(Collected data entries)
·····

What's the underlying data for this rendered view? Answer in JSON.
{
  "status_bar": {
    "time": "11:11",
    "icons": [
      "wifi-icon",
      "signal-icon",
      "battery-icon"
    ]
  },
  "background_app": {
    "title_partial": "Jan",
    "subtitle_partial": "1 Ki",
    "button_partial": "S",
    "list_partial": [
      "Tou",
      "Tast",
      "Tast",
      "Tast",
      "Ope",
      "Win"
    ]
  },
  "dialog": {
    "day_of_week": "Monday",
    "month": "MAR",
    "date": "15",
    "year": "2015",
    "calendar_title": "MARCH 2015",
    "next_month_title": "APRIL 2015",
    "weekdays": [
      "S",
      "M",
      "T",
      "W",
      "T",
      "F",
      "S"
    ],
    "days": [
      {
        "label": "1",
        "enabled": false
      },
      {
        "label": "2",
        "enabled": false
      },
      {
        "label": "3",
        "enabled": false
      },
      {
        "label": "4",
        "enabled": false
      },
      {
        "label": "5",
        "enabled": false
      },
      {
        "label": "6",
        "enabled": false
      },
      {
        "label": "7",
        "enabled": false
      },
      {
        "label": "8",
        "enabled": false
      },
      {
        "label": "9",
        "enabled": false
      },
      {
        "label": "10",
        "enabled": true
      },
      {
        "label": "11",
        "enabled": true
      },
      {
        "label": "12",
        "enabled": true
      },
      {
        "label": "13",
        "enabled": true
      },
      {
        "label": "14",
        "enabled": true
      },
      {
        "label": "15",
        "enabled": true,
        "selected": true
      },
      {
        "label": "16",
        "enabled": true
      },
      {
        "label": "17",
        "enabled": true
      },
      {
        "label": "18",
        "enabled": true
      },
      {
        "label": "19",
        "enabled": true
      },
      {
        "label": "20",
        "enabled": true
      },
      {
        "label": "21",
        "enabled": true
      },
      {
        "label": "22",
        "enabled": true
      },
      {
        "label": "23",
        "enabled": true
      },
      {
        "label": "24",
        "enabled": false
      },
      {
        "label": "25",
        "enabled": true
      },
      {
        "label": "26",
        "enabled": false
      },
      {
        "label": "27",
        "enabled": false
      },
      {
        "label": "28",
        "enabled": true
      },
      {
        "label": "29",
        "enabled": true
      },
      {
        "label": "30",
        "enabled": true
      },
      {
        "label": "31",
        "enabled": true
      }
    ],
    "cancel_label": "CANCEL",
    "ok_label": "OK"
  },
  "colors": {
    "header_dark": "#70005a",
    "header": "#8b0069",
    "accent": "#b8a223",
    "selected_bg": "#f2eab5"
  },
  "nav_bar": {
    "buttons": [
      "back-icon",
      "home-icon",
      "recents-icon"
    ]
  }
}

·····

Goal:
Transcribe the records above exactly as they appear.

Reply to the exercise:
What's the underlying data for this rendered view? Answer in JSON.
{
  "status_bar": {
    "time": "11:11",
    "icons": [
      "wifi-icon",
      "signal-icon",
      "battery-icon"
    ]
  },
  "background_app": {
    "title_partial": "Jan",
    "subtitle_partial": "1 Ki",
    "button_partial": "S",
    "list_partial": [
      "Tou",
      "Tast",
      "Tast",
      "Tast",
      "Ope",
      "Win"
    ]
  },
  "dialog": {
    "day_of_week": "Monday",
    "month": "MAR",
    "date": "15",
    "year": "2015",
    "calendar_title": "MARCH 2015",
    "next_month_title": "APRIL 2015",
    "weekdays": [
      "S",
      "M",
      "T",
      "W",
      "T",
      "F",
      "S"
    ],
    "days": [
      {
        "label": "1",
        "enabled": false
      },
      {
        "label": "2",
        "enabled": false
      },
      {
        "label": "3",
        "enabled": false
      },
      {
        "label": "4",
        "enabled": false
      },
      {
        "label": "5",
        "enabled": false
      },
      {
        "label": "6",
        "enabled": false
      },
      {
        "label": "7",
        "enabled": false
      },
      {
        "label": "8",
        "enabled": false
      },
      {
        "label": "9",
        "enabled": false
      },
      {
        "label": "10",
        "enabled": true
      },
      {
        "label": "11",
        "enabled": true
      },
      {
        "label": "12",
        "enabled": true
      },
      {
        "label": "13",
        "enabled": true
      },
      {
        "label": "14",
        "enabled": true
      },
      {
        "label": "15",
        "enabled": true,
        "selected": true
      },
      {
        "label": "16",
        "enabled": true
      },
      {
        "label": "17",
        "enabled": true
      },
      {
        "label": "18",
        "enabled": true
      },
      {
        "label": "19",
        "enabled": true
      },
      {
        "label": "20",
        "enabled": true
      },
      {
        "label": "21",
        "enabled": true
      },
      {
        "label": "22",
        "enabled": true
      },
      {
        "label": "23",
        "enabled": true
      },
      {
        "label": "24",
        "enabled": false
      },
      {
        "label": "25",
        "enabled": true
      },
      {
        "label": "26",
        "enabled": false
      },
      {
        "label": "27",
        "enabled": false
      },
      {
        "label": "28",
        "enabled": true
      },
      {
        "label": "29",
        "enabled": true
      },
      {
        "label": "30",
        "enabled": true
      },
      {
        "label": "31",
        "enabled": true
      }
    ],
    "cancel_label": "CANCEL",
    "ok_label": "OK"
  },
  "colors": {
    "header_dark": "#70005a",
    "header": "#8b0069",
    "accent": "#b8a223",
    "selected_bg": "#f2eab5"
  },
  "nav_bar": {
    "buttons": [
      "back-icon",
      "home-icon",
      "recents-icon"
    ]
  }
}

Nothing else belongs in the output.